§ **Task details**: Extract each line from the entries below that has the string "this" in it.

§ **Records that describe figures**:
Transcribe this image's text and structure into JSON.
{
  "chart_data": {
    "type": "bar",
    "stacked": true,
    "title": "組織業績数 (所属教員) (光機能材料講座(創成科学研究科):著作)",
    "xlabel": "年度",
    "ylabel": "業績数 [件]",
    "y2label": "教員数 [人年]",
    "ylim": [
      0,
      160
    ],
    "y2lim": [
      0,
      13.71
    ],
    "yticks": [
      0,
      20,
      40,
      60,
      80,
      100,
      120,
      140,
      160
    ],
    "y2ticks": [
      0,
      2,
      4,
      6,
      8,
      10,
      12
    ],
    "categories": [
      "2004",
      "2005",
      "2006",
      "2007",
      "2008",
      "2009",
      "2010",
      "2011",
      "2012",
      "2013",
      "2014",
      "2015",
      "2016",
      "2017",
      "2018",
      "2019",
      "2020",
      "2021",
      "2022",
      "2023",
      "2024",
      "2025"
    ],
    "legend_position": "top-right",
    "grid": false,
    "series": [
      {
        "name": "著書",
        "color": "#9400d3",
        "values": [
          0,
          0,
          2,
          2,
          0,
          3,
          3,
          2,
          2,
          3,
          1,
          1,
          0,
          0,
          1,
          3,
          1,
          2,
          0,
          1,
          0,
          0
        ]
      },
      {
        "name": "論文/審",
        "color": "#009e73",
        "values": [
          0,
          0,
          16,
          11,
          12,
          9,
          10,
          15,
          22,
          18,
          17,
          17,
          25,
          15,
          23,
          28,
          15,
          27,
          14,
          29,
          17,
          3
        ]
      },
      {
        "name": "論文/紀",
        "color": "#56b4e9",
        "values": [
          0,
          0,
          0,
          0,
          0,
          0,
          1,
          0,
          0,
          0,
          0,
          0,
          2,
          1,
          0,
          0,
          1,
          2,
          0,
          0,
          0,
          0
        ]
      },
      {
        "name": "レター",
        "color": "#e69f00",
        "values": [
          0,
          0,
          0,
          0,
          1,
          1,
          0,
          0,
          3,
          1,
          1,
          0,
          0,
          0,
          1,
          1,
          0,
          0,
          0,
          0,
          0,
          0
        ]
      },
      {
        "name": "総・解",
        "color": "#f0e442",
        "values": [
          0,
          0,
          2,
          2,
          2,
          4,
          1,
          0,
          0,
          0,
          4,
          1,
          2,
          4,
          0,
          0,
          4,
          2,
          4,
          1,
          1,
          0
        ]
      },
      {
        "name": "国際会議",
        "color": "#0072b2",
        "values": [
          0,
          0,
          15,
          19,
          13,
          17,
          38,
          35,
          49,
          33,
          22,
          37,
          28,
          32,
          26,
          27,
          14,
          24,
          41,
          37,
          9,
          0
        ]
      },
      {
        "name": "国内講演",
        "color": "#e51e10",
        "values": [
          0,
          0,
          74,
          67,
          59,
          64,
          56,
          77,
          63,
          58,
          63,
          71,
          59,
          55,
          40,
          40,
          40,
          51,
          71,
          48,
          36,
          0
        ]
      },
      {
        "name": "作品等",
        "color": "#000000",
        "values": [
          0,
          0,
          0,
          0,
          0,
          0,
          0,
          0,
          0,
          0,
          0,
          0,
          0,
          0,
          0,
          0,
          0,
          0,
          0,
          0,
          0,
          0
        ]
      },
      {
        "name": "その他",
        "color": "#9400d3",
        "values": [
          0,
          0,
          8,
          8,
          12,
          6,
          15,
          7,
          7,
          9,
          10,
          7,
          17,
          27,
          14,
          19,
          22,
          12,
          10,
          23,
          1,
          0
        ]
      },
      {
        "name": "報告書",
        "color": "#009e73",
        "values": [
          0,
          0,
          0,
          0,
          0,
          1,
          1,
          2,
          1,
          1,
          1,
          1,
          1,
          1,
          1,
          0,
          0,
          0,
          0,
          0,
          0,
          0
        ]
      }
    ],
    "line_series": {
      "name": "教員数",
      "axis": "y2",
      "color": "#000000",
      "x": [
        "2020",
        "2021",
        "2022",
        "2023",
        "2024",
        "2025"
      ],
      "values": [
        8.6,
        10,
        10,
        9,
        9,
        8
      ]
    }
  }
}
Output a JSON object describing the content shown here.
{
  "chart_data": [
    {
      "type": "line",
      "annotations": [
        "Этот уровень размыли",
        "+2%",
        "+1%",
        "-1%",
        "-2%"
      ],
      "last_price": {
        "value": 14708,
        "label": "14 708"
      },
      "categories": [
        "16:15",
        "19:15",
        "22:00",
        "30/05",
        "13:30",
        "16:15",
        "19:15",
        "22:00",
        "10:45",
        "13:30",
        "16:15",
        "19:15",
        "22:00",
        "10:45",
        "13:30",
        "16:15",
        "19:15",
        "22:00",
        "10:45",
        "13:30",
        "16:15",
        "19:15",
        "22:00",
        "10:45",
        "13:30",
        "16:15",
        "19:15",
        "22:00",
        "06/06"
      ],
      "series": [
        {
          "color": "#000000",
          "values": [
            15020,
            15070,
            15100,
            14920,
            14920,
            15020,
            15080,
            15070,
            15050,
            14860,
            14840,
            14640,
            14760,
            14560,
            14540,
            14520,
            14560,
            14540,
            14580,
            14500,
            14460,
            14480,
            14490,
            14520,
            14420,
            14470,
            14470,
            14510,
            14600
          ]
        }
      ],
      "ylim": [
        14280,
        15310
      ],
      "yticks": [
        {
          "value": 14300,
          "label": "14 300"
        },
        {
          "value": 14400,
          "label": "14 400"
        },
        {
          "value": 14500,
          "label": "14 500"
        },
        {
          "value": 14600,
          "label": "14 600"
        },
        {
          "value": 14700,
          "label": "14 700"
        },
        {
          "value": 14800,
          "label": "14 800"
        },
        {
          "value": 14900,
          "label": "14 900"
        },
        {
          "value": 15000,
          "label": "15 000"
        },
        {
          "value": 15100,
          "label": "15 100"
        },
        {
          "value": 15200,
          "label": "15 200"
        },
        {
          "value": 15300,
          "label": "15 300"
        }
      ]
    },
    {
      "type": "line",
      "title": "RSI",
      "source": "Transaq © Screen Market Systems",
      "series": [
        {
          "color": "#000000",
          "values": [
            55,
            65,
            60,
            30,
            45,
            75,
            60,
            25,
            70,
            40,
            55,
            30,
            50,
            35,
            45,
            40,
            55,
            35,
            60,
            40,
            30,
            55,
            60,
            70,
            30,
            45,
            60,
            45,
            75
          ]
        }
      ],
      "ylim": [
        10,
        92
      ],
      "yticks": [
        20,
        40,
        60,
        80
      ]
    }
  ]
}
---
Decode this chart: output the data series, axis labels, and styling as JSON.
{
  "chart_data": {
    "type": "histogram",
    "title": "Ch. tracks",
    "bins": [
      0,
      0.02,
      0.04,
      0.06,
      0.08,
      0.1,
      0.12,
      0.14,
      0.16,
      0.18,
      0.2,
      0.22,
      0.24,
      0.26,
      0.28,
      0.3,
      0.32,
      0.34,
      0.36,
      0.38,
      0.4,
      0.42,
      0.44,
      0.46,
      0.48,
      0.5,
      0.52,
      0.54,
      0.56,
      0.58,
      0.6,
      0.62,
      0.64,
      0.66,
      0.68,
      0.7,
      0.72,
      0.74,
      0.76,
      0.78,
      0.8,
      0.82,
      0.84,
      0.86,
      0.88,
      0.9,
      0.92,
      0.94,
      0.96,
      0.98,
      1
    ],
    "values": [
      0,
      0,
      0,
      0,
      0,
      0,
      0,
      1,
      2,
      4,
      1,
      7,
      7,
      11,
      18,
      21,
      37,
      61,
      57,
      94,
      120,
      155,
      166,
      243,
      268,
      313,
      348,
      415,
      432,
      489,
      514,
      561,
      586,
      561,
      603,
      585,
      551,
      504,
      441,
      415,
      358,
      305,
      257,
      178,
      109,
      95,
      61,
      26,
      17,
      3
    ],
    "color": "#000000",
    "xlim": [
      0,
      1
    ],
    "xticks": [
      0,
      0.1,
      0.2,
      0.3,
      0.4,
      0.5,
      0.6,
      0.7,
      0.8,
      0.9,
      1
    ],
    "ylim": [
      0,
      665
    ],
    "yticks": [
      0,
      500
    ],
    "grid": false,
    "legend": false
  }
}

§ **The answer**:
Transcribe this image's text and structure into JSON.
Decode this chart: output the data series, axis labels, and styling as JSON.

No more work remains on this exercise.